• [WHAT IS EXPECTED] Output the entries word for word. Omit images.

[Dataset items]
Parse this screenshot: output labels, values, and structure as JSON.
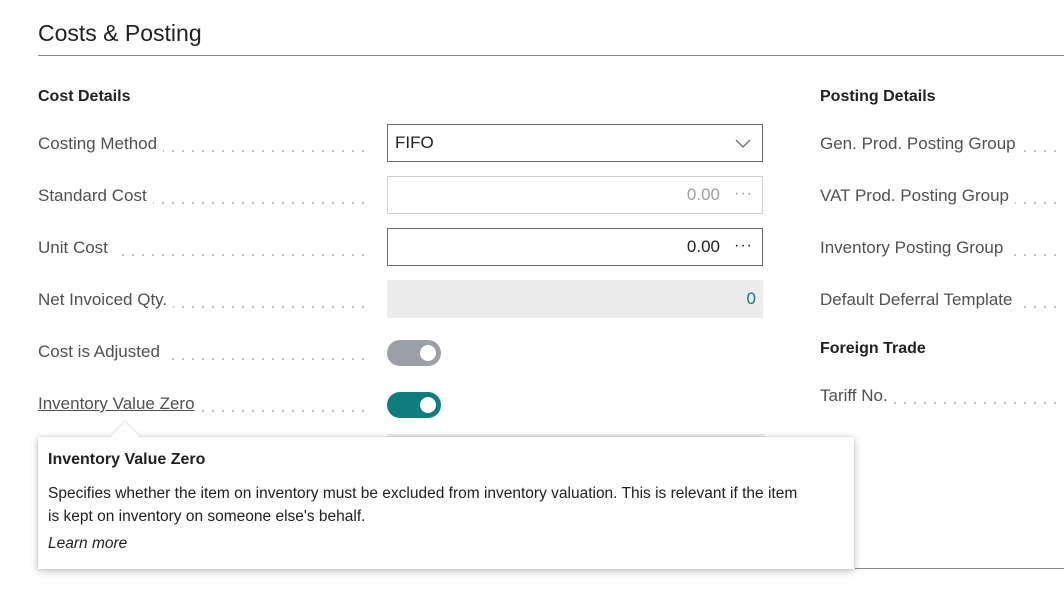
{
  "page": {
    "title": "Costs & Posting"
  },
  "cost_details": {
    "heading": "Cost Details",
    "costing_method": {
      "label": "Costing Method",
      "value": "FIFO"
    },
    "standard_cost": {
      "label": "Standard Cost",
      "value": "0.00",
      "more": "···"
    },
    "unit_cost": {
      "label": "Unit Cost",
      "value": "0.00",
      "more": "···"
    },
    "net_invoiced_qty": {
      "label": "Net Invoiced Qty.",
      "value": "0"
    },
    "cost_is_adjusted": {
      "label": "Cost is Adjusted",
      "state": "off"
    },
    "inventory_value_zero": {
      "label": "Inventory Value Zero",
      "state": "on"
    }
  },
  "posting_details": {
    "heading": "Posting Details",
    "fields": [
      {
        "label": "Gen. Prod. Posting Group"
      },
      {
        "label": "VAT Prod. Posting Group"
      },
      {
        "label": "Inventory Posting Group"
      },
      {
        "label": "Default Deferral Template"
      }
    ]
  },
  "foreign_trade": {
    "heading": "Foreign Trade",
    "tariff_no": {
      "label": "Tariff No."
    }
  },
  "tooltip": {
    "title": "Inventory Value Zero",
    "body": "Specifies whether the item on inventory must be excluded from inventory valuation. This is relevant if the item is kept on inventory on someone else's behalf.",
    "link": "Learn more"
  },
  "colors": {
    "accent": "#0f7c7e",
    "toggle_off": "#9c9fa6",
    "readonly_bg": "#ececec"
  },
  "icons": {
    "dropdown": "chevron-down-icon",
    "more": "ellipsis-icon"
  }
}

• [RESPONSE TO THE TASK]
Parse this screenshot: output labels, values, and structure as JSON.
{
  "page": {
    "title": "Costs & Posting"
  },
  "cost_details": {
    "heading": "Cost Details",
    "costing_method": {
      "label": "Costing Method",
      "value": "FIFO"
    },
    "standard_cost": {
      "label": "Standard Cost",
      "value": "0.00",
      "more": "···"
    },
    "unit_cost": {
      "label": "Unit Cost",
      "value": "0.00",
      "more": "···"
    },
    "net_invoiced_qty": {
      "label": "Net Invoiced Qty.",
      "value": "0"
    },
    "cost_is_adjusted": {
      "label": "Cost is Adjusted",
      "state": "off"
    },
    "inventory_value_zero": {
      "label": "Inventory Value Zero",
      "state": "on"
    }
  },
  "posting_details": {
    "heading": "Posting Details",
    "fields": [
      {
        "label": "Gen. Prod. Posting Group"
      },
      {
        "label": "VAT Prod. Posting Group"
      },
      {
        "label": "Inventory Posting Group"
      },
      {
        "label": "Default Deferral Template"
      }
    ]
  },
  "foreign_trade": {
    "heading": "Foreign Trade",
    "tariff_no": {
      "label": "Tariff No."
    }
  },
  "tooltip": {
    "title": "Inventory Value Zero",
    "body": "Specifies whether the item on inventory must be excluded from inventory valuation. This is relevant if the item is kept on inventory on someone else's behalf.",
    "link": "Learn more"
  },
  "colors": {
    "accent": "#0f7c7e",
    "toggle_off": "#9c9fa6",
    "readonly_bg": "#ececec"
  },
  "icons": {
    "dropdown": "chevron-down-icon",
    "more": "ellipsis-icon"
  }
}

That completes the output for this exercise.